§ DATA
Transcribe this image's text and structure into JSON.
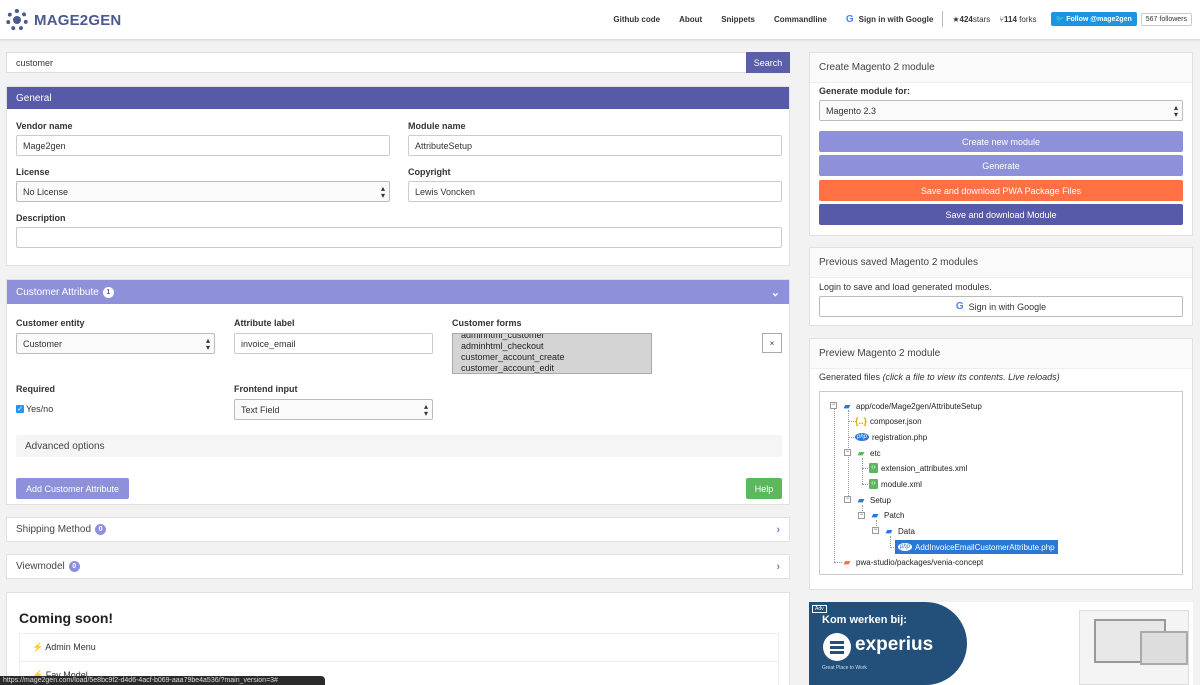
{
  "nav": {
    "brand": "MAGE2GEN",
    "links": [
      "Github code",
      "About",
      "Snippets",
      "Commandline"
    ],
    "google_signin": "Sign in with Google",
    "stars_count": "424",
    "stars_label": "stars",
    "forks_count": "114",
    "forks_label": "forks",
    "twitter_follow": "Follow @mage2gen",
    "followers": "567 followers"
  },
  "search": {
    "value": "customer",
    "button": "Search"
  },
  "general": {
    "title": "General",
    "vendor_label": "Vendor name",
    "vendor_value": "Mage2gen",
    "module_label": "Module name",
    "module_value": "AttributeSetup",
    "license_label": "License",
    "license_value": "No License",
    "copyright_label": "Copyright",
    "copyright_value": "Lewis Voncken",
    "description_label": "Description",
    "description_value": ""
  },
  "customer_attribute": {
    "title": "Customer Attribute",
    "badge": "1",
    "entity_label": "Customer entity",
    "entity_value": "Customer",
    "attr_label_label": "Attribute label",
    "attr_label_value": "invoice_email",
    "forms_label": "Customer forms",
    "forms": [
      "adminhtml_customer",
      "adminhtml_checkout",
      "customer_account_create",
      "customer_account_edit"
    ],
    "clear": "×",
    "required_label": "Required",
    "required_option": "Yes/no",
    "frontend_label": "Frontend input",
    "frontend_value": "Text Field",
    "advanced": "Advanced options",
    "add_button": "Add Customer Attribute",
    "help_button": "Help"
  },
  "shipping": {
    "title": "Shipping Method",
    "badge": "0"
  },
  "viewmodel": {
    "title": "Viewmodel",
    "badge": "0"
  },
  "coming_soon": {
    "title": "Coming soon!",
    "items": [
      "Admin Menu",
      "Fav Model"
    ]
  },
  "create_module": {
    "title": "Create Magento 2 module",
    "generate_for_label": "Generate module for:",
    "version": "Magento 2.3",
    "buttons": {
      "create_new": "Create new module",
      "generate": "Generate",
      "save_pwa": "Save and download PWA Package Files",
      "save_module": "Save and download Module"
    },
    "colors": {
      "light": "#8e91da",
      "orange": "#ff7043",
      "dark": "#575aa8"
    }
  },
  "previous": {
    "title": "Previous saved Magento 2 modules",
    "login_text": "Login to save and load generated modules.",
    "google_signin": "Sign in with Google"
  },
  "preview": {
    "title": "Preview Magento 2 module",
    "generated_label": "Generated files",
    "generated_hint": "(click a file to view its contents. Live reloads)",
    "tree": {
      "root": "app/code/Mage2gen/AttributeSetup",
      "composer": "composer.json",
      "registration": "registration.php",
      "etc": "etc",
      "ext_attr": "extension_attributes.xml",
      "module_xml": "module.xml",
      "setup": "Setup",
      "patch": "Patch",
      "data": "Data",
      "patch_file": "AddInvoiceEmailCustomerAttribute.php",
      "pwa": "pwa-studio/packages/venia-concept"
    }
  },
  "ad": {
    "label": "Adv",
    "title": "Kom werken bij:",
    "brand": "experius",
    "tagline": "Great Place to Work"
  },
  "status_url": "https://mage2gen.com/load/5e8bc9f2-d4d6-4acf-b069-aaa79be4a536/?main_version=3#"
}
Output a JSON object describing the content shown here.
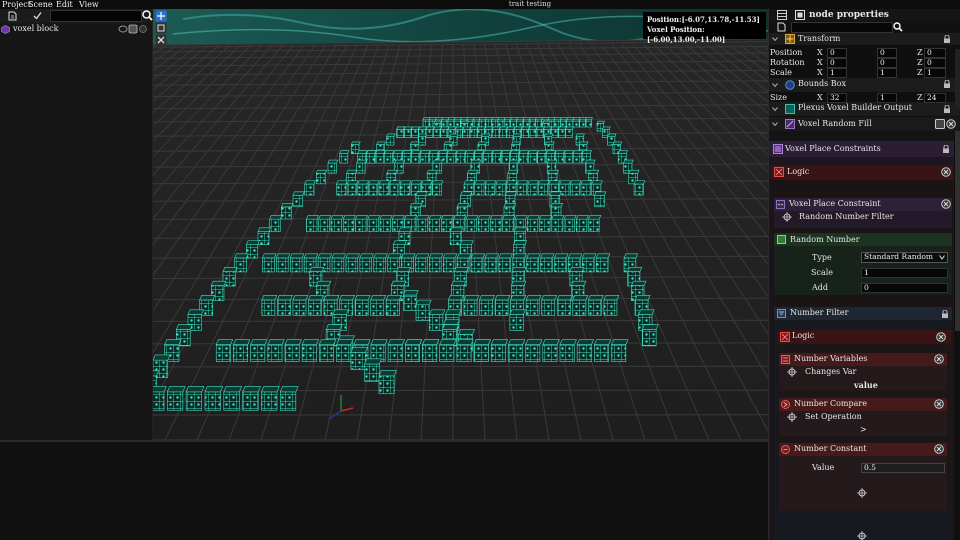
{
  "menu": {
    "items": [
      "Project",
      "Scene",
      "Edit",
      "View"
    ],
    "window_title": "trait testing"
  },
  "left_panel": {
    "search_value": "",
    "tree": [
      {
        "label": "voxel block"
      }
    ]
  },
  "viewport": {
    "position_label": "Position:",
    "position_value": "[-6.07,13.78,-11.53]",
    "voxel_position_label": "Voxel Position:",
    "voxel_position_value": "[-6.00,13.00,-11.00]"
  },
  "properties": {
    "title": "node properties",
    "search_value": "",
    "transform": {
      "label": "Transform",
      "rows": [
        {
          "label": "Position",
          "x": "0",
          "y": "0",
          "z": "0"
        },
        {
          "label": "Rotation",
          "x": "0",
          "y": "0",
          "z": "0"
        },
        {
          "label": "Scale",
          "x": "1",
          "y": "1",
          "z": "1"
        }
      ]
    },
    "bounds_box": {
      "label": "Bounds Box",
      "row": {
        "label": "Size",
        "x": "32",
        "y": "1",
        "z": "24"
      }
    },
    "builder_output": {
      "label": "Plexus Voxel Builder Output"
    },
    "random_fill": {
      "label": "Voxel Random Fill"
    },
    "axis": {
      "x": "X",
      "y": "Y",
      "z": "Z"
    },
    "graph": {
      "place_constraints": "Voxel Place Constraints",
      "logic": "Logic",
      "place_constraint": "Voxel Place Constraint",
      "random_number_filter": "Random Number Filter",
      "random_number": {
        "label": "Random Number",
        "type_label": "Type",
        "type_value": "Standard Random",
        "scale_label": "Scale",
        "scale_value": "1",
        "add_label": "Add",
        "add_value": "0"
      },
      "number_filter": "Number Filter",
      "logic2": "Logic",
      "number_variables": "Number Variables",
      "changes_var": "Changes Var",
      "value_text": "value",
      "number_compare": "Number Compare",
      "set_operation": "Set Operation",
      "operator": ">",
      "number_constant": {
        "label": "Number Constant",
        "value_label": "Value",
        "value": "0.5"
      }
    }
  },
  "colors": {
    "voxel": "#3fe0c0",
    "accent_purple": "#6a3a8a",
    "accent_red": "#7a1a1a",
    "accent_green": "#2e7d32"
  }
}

§ TASK GOAL
Each line of the data is to be duplicated exactly; pictures stay out of the copy.

§ ANSWER TO THIS PROBLEM
Transcribe this image's text and structure into JSON.
{
  "nav": {
    "brand": "MAGE2GEN",
    "links": [
      "Github code",
      "About",
      "Snippets",
      "Commandline"
    ],
    "google_signin": "Sign in with Google",
    "stars_count": "424",
    "stars_label": "stars",
    "forks_count": "114",
    "forks_label": "forks",
    "twitter_follow": "Follow @mage2gen",
    "followers": "567 followers"
  },
  "search": {
    "value": "customer",
    "button": "Search"
  },
  "general": {
    "title": "General",
    "vendor_label": "Vendor name",
    "vendor_value": "Mage2gen",
    "module_label": "Module name",
    "module_value": "AttributeSetup",
    "license_label": "License",
    "license_value": "No License",
    "copyright_label": "Copyright",
    "copyright_value": "Lewis Voncken",
    "description_label": "Description",
    "description_value": ""
  },
  "customer_attribute": {
    "title": "Customer Attribute",
    "badge": "1",
    "entity_label": "Customer entity",
    "entity_value": "Customer",
    "attr_label_label": "Attribute label",
    "attr_label_value": "invoice_email",
    "forms_label": "Customer forms",
    "forms": [
      "adminhtml_customer",
      "adminhtml_checkout",
      "customer_account_create",
      "customer_account_edit"
    ],
    "clear": "×",
    "required_label": "Required",
    "required_option": "Yes/no",
    "frontend_label": "Frontend input",
    "frontend_value": "Text Field",
    "advanced": "Advanced options",
    "add_button": "Add Customer Attribute",
    "help_button": "Help"
  },
  "shipping": {
    "title": "Shipping Method",
    "badge": "0"
  },
  "viewmodel": {
    "title": "Viewmodel",
    "badge": "0"
  },
  "coming_soon": {
    "title": "Coming soon!",
    "items": [
      "Admin Menu",
      "Fav Model"
    ]
  },
  "create_module": {
    "title": "Create Magento 2 module",
    "generate_for_label": "Generate module for:",
    "version": "Magento 2.3",
    "buttons": {
      "create_new": "Create new module",
      "generate": "Generate",
      "save_pwa": "Save and download PWA Package Files",
      "save_module": "Save and download Module"
    },
    "colors": {
      "light": "#8e91da",
      "orange": "#ff7043",
      "dark": "#575aa8"
    }
  },
  "previous": {
    "title": "Previous saved Magento 2 modules",
    "login_text": "Login to save and load generated modules.",
    "google_signin": "Sign in with Google"
  },
  "preview": {
    "title": "Preview Magento 2 module",
    "generated_label": "Generated files",
    "generated_hint": "(click a file to view its contents. Live reloads)",
    "tree": {
      "root": "app/code/Mage2gen/AttributeSetup",
      "composer": "composer.json",
      "registration": "registration.php",
      "etc": "etc",
      "ext_attr": "extension_attributes.xml",
      "module_xml": "module.xml",
      "setup": "Setup",
      "patch": "Patch",
      "data": "Data",
      "patch_file": "AddInvoiceEmailCustomerAttribute.php",
      "pwa": "pwa-studio/packages/venia-concept"
    }
  },
  "ad": {
    "label": "Adv",
    "title": "Kom werken bij:",
    "brand": "experius",
    "tagline": "Great Place to Work"
  },
  "status_url": "https://mage2gen.com/load/5e8bc9f2-d4d6-4acf-b069-aaa79be4a536/?main_version=3#"
}
Output a JSON object describing the content shown here.
{
  "menu": {
    "items": [
      "Project",
      "Scene",
      "Edit",
      "View"
    ],
    "window_title": "trait testing"
  },
  "left_panel": {
    "search_value": "",
    "tree": [
      {
        "label": "voxel block"
      }
    ]
  },
  "viewport": {
    "position_label": "Position:",
    "position_value": "[-6.07,13.78,-11.53]",
    "voxel_position_label": "Voxel Position:",
    "voxel_position_value": "[-6.00,13.00,-11.00]"
  },
  "properties": {
    "title": "node properties",
    "search_value": "",
    "transform": {
      "label": "Transform",
      "rows": [
        {
          "label": "Position",
          "x": "0",
          "y": "0",
          "z": "0"
        },
        {
          "label": "Rotation",
          "x": "0",
          "y": "0",
          "z": "0"
        },
        {
          "label": "Scale",
          "x": "1",
          "y": "1",
          "z": "1"
        }
      ]
    },
    "bounds_box": {
      "label": "Bounds Box",
      "row": {
        "label": "Size",
        "x": "32",
        "y": "1",
        "z": "24"
      }
    },
    "builder_output": {
      "label": "Plexus Voxel Builder Output"
    },
    "random_fill": {
      "label": "Voxel Random Fill"
    },
    "axis": {
      "x": "X",
      "y": "Y",
      "z": "Z"
    },
    "graph": {
      "place_constraints": "Voxel Place Constraints",
      "logic": "Logic",
      "place_constraint": "Voxel Place Constraint",
      "random_number_filter": "Random Number Filter",
      "random_number": {
        "label": "Random Number",
        "type_label": "Type",
        "type_value": "Standard Random",
        "scale_label": "Scale",
        "scale_value": "1",
        "add_label": "Add",
        "add_value": "0"
      },
      "number_filter": "Number Filter",
      "logic2": "Logic",
      "number_variables": "Number Variables",
      "changes_var": "Changes Var",
      "value_text": "value",
      "number_compare": "Number Compare",
      "set_operation": "Set Operation",
      "operator": ">",
      "number_constant": {
        "label": "Number Constant",
        "value_label": "Value",
        "value": "0.5"
      }
    }
  },
  "colors": {
    "voxel": "#3fe0c0",
    "accent_purple": "#6a3a8a",
    "accent_red": "#7a1a1a",
    "accent_green": "#2e7d32"
  }
}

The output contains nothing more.